TASK DIRECTIONS: Every line with the word "text" in it should be extracted from the data that follows.
-- START --
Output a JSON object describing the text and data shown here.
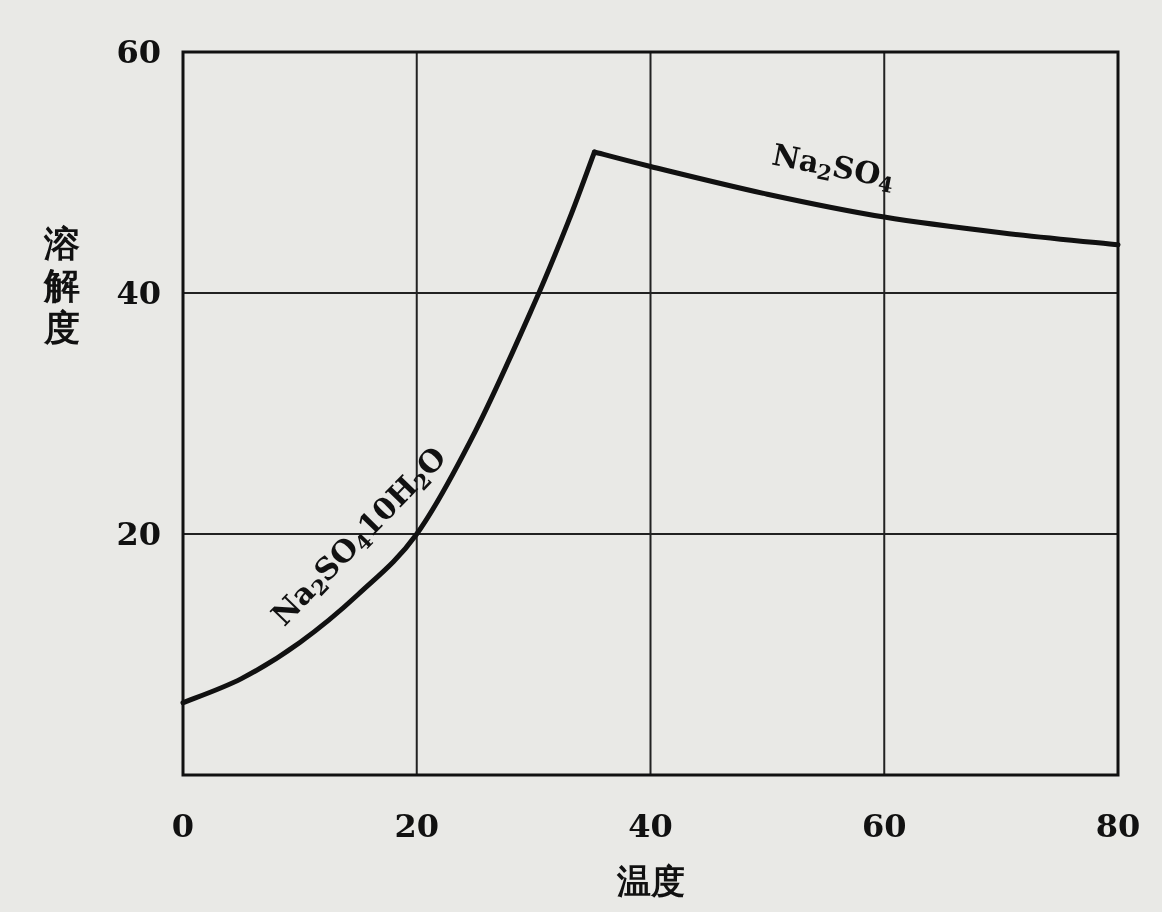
{
  "chart_data": {
    "type": "line",
    "xlabel": "温度",
    "ylabel": "溶解度",
    "xlim": [
      0,
      80
    ],
    "ylim": [
      0,
      60
    ],
    "xticks": [
      0,
      20,
      40,
      60,
      80
    ],
    "yticks": [
      {
        "value": 0,
        "label": null
      },
      20,
      40,
      60
    ],
    "grid": true,
    "legend": false,
    "marker": "none",
    "line_style": "solid",
    "series": [
      {
        "name": "Na$_{2}$SO$_{4}$10H$_{2}$O",
        "color": "#111111",
        "x": [
          0,
          5,
          10,
          15,
          20,
          25,
          30,
          33,
          35.2
        ],
        "values": [
          6,
          8,
          11,
          15,
          20,
          28.5,
          39,
          46,
          51.7
        ]
      },
      {
        "name": "Na$_{2}$SO$_{4}$",
        "color": "#111111",
        "x": [
          35.2,
          40,
          50,
          60,
          70,
          80
        ],
        "values": [
          51.7,
          50.5,
          48.2,
          46.3,
          45,
          44
        ]
      }
    ]
  }
}
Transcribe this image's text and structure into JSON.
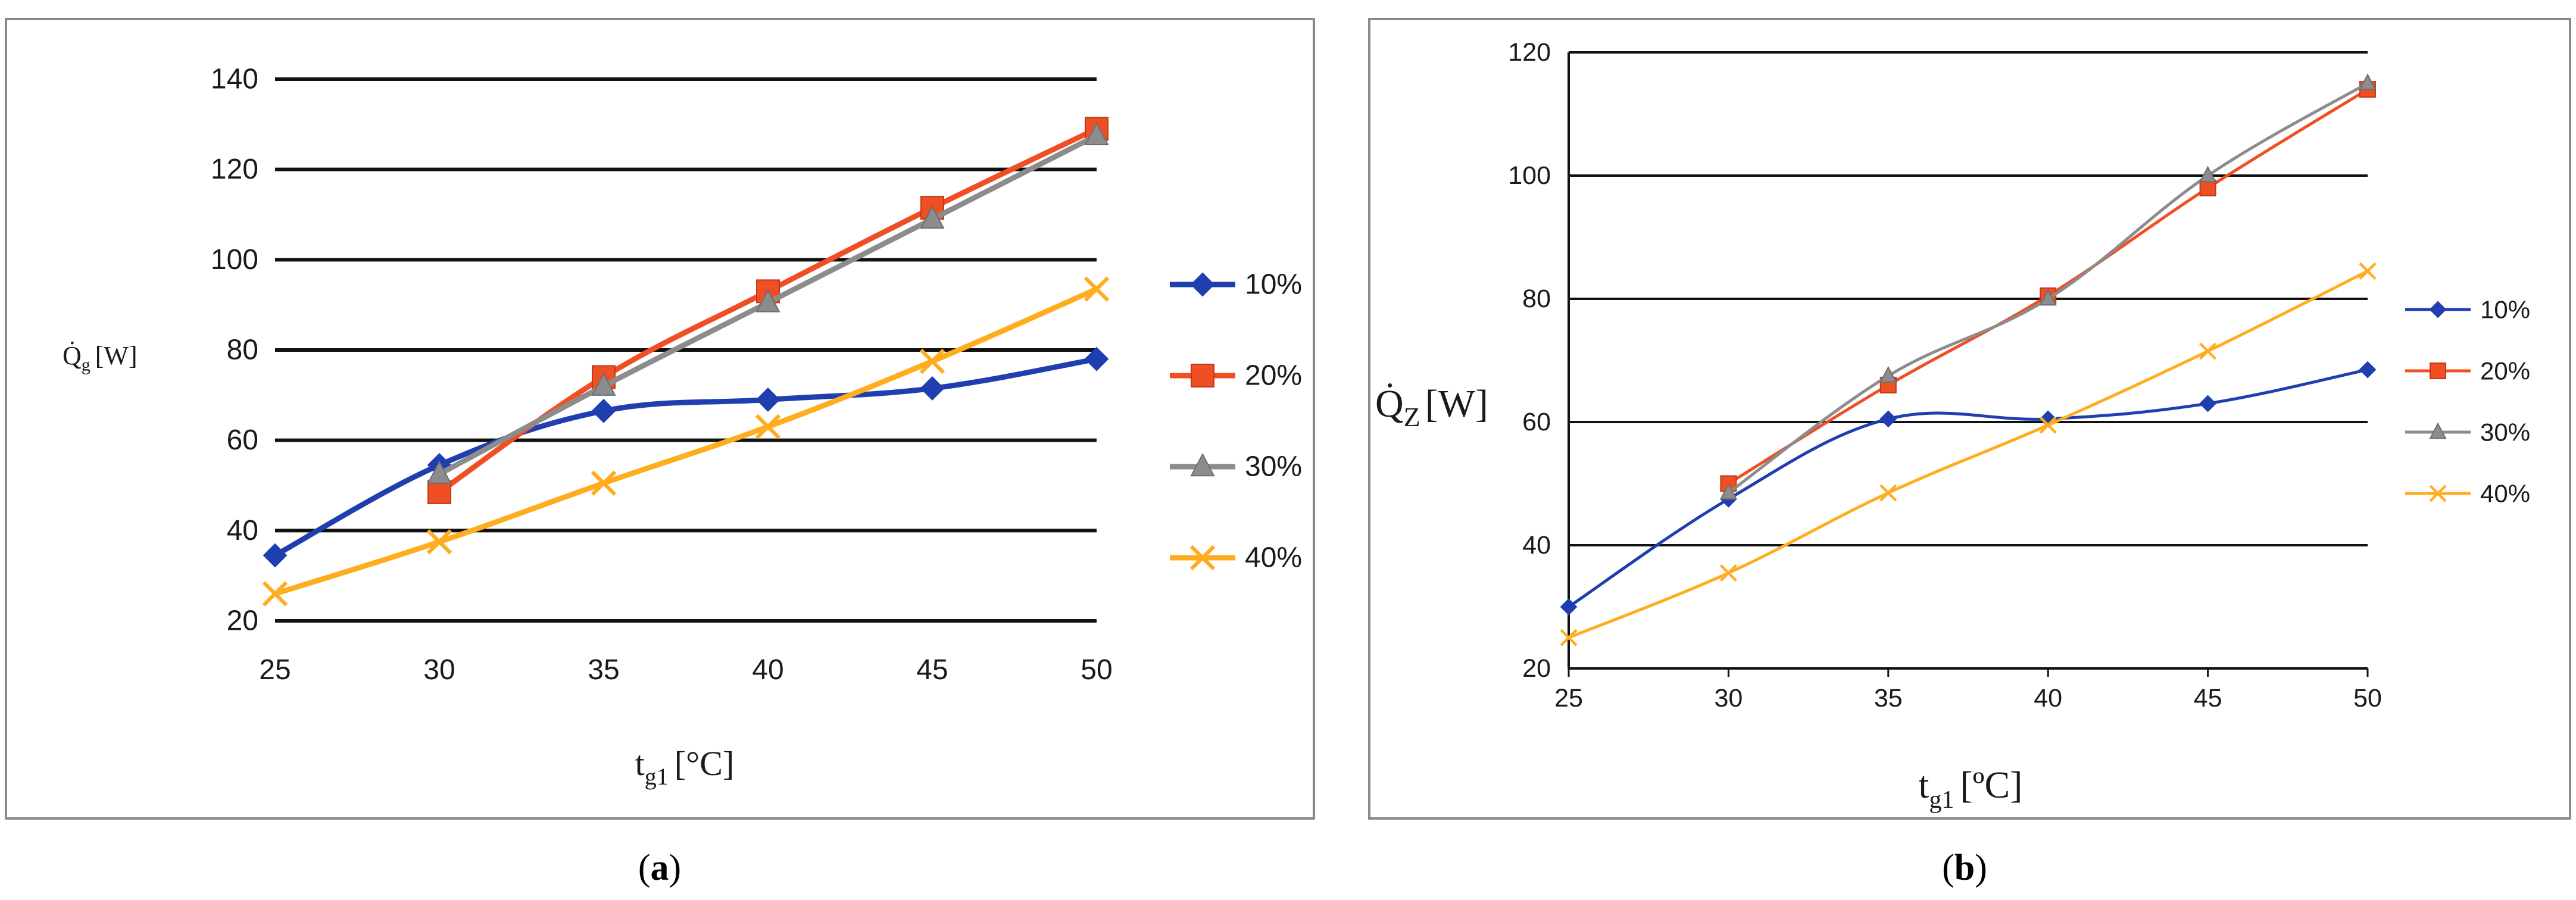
{
  "chart_data": [
    {
      "type": "line",
      "panel": "a",
      "caption_open": "(",
      "caption_letter": "a",
      "caption_close": ")",
      "ylabel_main": "Q̇",
      "ylabel_sub": "g",
      "ylabel_unit": "[W]",
      "xlabel_main": "t",
      "xlabel_sub": "g1",
      "xlabel_unit": "[°C]",
      "x": [
        25,
        30,
        35,
        40,
        45,
        50
      ],
      "ylim": [
        20,
        140
      ],
      "yticks": [
        20,
        40,
        60,
        80,
        100,
        120,
        140
      ],
      "grid": true,
      "series": [
        {
          "name": "10%",
          "color": "#1f3fb0",
          "marker": "diamond",
          "values": [
            34.5,
            54.5,
            66.5,
            69,
            71.5,
            78
          ]
        },
        {
          "name": "20%",
          "color": "#f04e23",
          "marker": "square",
          "values": [
            null,
            48.5,
            74,
            93,
            111.5,
            129
          ]
        },
        {
          "name": "30%",
          "color": "#8c8c8c",
          "marker": "triangle",
          "values": [
            null,
            52.5,
            72,
            90.5,
            109,
            127.5
          ]
        },
        {
          "name": "40%",
          "color": "#ffad1f",
          "marker": "x",
          "values": [
            26,
            37.5,
            50.5,
            63,
            77.5,
            93.5
          ]
        }
      ]
    },
    {
      "type": "line",
      "panel": "b",
      "caption_open": "(",
      "caption_letter": "b",
      "caption_close": ")",
      "ylabel_main": "Q̇",
      "ylabel_sub": "Z",
      "ylabel_unit": "[W]",
      "xlabel_main": "t",
      "xlabel_sub": "g1",
      "xlabel_unit": "[ºC]",
      "x": [
        25,
        30,
        35,
        40,
        45,
        50
      ],
      "ylim": [
        20,
        120
      ],
      "yticks": [
        20,
        40,
        60,
        80,
        100,
        120
      ],
      "grid": true,
      "series": [
        {
          "name": "10%",
          "color": "#1f3fb0",
          "marker": "diamond",
          "values": [
            30,
            47.5,
            60.5,
            60.5,
            63,
            68.5
          ]
        },
        {
          "name": "20%",
          "color": "#f04e23",
          "marker": "square",
          "values": [
            null,
            50,
            66,
            80.5,
            98,
            114
          ]
        },
        {
          "name": "30%",
          "color": "#8c8c8c",
          "marker": "triangle",
          "values": [
            null,
            48.5,
            67.5,
            80,
            100,
            115
          ]
        },
        {
          "name": "40%",
          "color": "#ffad1f",
          "marker": "x",
          "values": [
            25,
            35.5,
            48.5,
            59.5,
            71.5,
            84.5
          ]
        }
      ]
    }
  ]
}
-- END --
REPLY TO THE TASK:
Output a JSON object describing the text and data shown here.
Transcribe this image's text and structure into JSON.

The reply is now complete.